EXERCISE DESCRIPTION —
Give all of the lines again exactly as they read.

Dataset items
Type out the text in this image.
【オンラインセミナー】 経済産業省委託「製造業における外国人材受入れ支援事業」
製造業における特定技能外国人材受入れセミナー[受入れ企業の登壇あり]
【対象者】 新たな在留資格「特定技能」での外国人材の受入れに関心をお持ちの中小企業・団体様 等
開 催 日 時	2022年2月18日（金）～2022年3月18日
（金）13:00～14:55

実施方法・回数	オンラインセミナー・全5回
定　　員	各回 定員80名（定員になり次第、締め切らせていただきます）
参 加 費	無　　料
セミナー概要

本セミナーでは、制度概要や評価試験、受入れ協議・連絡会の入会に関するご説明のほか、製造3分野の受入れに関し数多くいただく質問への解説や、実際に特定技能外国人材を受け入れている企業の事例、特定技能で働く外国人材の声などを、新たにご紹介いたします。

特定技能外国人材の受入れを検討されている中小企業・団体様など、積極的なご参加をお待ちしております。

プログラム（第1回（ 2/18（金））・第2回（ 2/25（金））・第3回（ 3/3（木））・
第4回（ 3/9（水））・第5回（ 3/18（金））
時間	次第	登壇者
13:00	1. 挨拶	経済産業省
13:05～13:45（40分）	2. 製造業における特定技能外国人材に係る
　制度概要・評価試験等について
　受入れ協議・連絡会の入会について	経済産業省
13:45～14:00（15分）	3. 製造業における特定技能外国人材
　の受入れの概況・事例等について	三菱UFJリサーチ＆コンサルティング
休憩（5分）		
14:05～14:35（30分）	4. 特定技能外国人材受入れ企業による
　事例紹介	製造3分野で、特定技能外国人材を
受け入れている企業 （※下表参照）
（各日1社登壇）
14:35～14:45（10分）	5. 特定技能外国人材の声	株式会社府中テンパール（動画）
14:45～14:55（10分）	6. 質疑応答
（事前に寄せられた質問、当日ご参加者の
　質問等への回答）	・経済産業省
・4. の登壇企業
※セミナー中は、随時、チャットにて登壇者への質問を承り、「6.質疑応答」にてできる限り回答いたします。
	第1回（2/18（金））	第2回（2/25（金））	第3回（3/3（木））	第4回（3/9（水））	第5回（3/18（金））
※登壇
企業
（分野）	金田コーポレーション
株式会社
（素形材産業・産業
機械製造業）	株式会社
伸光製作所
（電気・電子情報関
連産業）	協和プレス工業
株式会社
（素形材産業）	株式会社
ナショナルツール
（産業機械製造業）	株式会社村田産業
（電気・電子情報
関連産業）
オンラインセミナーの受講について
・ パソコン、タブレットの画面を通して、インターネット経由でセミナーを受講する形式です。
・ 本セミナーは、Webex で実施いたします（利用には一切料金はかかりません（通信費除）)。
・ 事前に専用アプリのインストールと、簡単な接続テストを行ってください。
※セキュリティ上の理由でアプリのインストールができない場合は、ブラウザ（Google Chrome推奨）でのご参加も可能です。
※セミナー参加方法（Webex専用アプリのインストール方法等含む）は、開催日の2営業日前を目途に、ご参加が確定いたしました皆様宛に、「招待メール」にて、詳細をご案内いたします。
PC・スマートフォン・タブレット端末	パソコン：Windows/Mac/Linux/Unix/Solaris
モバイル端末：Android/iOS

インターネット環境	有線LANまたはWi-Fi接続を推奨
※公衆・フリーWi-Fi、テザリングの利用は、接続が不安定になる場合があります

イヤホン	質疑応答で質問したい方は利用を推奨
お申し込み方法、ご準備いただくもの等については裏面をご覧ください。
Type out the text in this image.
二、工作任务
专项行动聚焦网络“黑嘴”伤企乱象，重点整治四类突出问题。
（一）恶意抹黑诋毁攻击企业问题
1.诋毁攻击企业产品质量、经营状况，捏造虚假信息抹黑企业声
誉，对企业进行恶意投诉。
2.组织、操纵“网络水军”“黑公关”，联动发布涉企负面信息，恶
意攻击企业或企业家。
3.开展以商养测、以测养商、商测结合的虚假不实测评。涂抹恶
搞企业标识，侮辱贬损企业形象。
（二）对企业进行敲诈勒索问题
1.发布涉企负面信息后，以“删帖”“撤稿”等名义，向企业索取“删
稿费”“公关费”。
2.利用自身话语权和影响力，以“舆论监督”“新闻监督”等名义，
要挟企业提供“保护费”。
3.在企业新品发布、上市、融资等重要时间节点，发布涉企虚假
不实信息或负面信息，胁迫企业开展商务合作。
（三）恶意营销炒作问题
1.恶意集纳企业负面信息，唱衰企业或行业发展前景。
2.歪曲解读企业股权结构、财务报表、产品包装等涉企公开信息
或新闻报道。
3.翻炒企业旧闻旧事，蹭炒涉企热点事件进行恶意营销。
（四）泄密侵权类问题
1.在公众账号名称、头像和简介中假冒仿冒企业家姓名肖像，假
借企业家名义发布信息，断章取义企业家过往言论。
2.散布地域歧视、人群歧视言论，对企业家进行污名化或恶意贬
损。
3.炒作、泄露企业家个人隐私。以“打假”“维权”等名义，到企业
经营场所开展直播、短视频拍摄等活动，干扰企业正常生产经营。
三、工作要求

COMPLETE RESPONSE —
Type out the text in this image.
【オンラインセミナー】 経済産業省委託「製造業における外国人材受入れ支援事業」
製造業における特定技能外国人材受入れセミナー[受入れ企業の登壇あり]
【対象者】 新たな在留資格「特定技能」での外国人材の受入れに関心をお持ちの中小企業・団体様 等
開 催 日 時	2022年2月18日（金）～2022年3月18日
（金）13:00～14:55

実施方法・回数	オンラインセミナー・全5回
定　　員	各回 定員80名（定員になり次第、締め切らせていただきます）
参 加 費	無　　料
セミナー概要

本セミナーでは、制度概要や評価試験、受入れ協議・連絡会の入会に関するご説明のほか、製造3分野の受入れに関し数多くいただく質問への解説や、実際に特定技能外国人材を受け入れている企業の事例、特定技能で働く外国人材の声などを、新たにご紹介いたします。

特定技能外国人材の受入れを検討されている中小企業・団体様など、積極的なご参加をお待ちしております。

プログラム（第1回（ 2/18（金））・第2回（ 2/25（金））・第3回（ 3/3（木））・
第4回（ 3/9（水））・第5回（ 3/18（金））
時間	次第	登壇者
13:00	1. 挨拶	経済産業省
13:05～13:45（40分）	2. 製造業における特定技能外国人材に係る
　制度概要・評価試験等について
　受入れ協議・連絡会の入会について	経済産業省
13:45～14:00（15分）	3. 製造業における特定技能外国人材
　の受入れの概況・事例等について	三菱UFJリサーチ＆コンサルティング
休憩（5分）		
14:05～14:35（30分）	4. 特定技能外国人材受入れ企業による
　事例紹介	製造3分野で、特定技能外国人材を
受け入れている企業 （※下表参照）
（各日1社登壇）
14:35～14:45（10分）	5. 特定技能外国人材の声	株式会社府中テンパール（動画）
14:45～14:55（10分）	6. 質疑応答
（事前に寄せられた質問、当日ご参加者の
　質問等への回答）	・経済産業省
・4. の登壇企業
※セミナー中は、随時、チャットにて登壇者への質問を承り、「6.質疑応答」にてできる限り回答いたします。
	第1回（2/18（金））	第2回（2/25（金））	第3回（3/3（木））	第4回（3/9（水））	第5回（3/18（金））
※登壇
企業
（分野）	金田コーポレーション
株式会社
（素形材産業・産業
機械製造業）	株式会社
伸光製作所
（電気・電子情報関
連産業）	協和プレス工業
株式会社
（素形材産業）	株式会社
ナショナルツール
（産業機械製造業）	株式会社村田産業
（電気・電子情報
関連産業）
オンラインセミナーの受講について
・ パソコン、タブレットの画面を通して、インターネット経由でセミナーを受講する形式です。
・ 本セミナーは、Webex で実施いたします（利用には一切料金はかかりません（通信費除）)。
・ 事前に専用アプリのインストールと、簡単な接続テストを行ってください。
※セキュリティ上の理由でアプリのインストールができない場合は、ブラウザ（Google Chrome推奨）でのご参加も可能です。
※セミナー参加方法（Webex専用アプリのインストール方法等含む）は、開催日の2営業日前を目途に、ご参加が確定いたしました皆様宛に、「招待メール」にて、詳細をご案内いたします。
PC・スマートフォン・タブレット端末	パソコン：Windows/Mac/Linux/Unix/Solaris
モバイル端末：Android/iOS

インターネット環境	有線LANまたはWi-Fi接続を推奨
※公衆・フリーWi-Fi、テザリングの利用は、接続が不安定になる場合があります

イヤホン	質疑応答で質問したい方は利用を推奨
お申し込み方法、ご準備いただくもの等については裏面をご覧ください。
Type out the text in this image.
二、工作任务
专项行动聚焦网络“黑嘴”伤企乱象，重点整治四类突出问题。
（一）恶意抹黑诋毁攻击企业问题
1.诋毁攻击企业产品质量、经营状况，捏造虚假信息抹黑企业声
誉，对企业进行恶意投诉。
2.组织、操纵“网络水军”“黑公关”，联动发布涉企负面信息，恶
意攻击企业或企业家。
3.开展以商养测、以测养商、商测结合的虚假不实测评。涂抹恶
搞企业标识，侮辱贬损企业形象。
（二）对企业进行敲诈勒索问题
1.发布涉企负面信息后，以“删帖”“撤稿”等名义，向企业索取“删
稿费”“公关费”。
2.利用自身话语权和影响力，以“舆论监督”“新闻监督”等名义，
要挟企业提供“保护费”。
3.在企业新品发布、上市、融资等重要时间节点，发布涉企虚假
不实信息或负面信息，胁迫企业开展商务合作。
（三）恶意营销炒作问题
1.恶意集纳企业负面信息，唱衰企业或行业发展前景。
2.歪曲解读企业股权结构、财务报表、产品包装等涉企公开信息
或新闻报道。
3.翻炒企业旧闻旧事，蹭炒涉企热点事件进行恶意营销。
（四）泄密侵权类问题
1.在公众账号名称、头像和简介中假冒仿冒企业家姓名肖像，假
借企业家名义发布信息，断章取义企业家过往言论。
2.散布地域歧视、人群歧视言论，对企业家进行污名化或恶意贬
损。
3.炒作、泄露企业家个人隐私。以“打假”“维权”等名义，到企业
经营场所开展直播、短视频拍摄等活动，干扰企业正常生产经营。
三、工作要求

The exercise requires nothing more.